## Begin Task data

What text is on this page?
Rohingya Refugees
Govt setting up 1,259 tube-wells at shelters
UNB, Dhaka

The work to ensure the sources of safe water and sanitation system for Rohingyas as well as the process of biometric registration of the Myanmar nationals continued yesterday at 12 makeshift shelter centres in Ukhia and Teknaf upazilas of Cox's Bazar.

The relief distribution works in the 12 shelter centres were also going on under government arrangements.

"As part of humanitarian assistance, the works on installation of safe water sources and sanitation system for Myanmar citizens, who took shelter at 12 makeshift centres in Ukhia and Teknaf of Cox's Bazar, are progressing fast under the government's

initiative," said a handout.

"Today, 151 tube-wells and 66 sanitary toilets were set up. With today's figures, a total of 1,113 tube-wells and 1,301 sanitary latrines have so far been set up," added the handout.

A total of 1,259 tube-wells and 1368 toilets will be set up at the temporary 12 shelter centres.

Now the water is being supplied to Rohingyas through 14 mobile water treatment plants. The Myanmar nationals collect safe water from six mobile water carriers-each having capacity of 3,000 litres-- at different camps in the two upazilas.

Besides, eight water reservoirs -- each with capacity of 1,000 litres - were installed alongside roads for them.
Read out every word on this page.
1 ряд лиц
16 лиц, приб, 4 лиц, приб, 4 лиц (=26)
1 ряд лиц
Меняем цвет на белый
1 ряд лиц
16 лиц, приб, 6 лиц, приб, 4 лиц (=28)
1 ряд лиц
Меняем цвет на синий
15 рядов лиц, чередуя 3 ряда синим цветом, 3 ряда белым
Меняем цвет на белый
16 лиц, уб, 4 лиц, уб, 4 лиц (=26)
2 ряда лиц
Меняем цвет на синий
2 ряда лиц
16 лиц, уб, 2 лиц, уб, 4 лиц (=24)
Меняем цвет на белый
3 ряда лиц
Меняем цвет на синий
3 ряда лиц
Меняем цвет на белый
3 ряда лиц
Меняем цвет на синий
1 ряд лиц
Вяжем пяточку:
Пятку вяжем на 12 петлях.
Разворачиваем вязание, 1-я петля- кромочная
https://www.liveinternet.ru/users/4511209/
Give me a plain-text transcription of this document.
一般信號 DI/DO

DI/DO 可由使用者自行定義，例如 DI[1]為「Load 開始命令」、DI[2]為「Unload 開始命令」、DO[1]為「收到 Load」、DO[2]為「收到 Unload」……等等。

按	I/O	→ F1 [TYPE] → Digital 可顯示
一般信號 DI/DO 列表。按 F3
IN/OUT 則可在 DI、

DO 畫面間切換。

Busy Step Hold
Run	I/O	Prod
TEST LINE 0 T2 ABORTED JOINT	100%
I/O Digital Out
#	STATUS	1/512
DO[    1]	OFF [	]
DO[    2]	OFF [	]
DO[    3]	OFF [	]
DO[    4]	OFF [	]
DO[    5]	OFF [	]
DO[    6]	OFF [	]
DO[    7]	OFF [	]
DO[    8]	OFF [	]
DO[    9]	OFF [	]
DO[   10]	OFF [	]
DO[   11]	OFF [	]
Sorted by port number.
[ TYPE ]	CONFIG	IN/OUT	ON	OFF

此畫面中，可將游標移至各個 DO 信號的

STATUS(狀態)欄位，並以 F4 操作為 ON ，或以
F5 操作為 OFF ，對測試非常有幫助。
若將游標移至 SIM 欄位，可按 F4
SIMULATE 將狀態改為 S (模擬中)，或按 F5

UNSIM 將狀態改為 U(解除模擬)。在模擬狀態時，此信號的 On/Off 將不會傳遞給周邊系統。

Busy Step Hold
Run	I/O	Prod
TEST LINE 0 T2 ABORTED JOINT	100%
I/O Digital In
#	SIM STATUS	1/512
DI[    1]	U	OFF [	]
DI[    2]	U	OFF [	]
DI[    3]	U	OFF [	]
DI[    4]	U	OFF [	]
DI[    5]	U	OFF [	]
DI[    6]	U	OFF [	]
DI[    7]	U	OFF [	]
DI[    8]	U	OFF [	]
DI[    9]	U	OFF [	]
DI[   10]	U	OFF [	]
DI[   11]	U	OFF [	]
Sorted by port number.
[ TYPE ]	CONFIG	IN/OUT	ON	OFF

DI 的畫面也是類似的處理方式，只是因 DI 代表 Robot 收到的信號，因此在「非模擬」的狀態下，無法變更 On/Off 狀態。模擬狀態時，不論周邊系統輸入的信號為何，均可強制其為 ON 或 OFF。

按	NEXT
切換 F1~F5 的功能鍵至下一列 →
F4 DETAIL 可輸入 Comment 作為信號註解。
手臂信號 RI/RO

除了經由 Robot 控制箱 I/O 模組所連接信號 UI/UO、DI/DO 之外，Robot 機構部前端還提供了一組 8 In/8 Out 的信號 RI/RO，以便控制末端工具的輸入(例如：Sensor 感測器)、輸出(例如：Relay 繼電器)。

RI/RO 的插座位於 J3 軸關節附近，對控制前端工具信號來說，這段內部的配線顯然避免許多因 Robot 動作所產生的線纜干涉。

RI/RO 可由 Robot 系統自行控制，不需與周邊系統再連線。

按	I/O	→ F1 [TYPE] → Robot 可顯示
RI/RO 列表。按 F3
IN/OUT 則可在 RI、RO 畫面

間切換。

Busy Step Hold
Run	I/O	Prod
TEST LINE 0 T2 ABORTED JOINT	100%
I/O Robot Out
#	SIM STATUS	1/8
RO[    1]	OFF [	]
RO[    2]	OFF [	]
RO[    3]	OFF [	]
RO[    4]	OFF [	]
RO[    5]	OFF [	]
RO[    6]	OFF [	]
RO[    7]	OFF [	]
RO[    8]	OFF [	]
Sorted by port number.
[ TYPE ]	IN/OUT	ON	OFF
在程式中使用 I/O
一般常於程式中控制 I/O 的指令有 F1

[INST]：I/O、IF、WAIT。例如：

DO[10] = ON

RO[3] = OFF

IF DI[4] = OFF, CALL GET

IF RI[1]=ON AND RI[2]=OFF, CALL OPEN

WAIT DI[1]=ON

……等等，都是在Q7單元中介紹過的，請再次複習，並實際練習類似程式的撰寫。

## End Task data

- Problem statement: Collect the lines of the data that carry the word "text".

- Answer to this task:
What text is on this page?
Give me a plain-text transcription of this document.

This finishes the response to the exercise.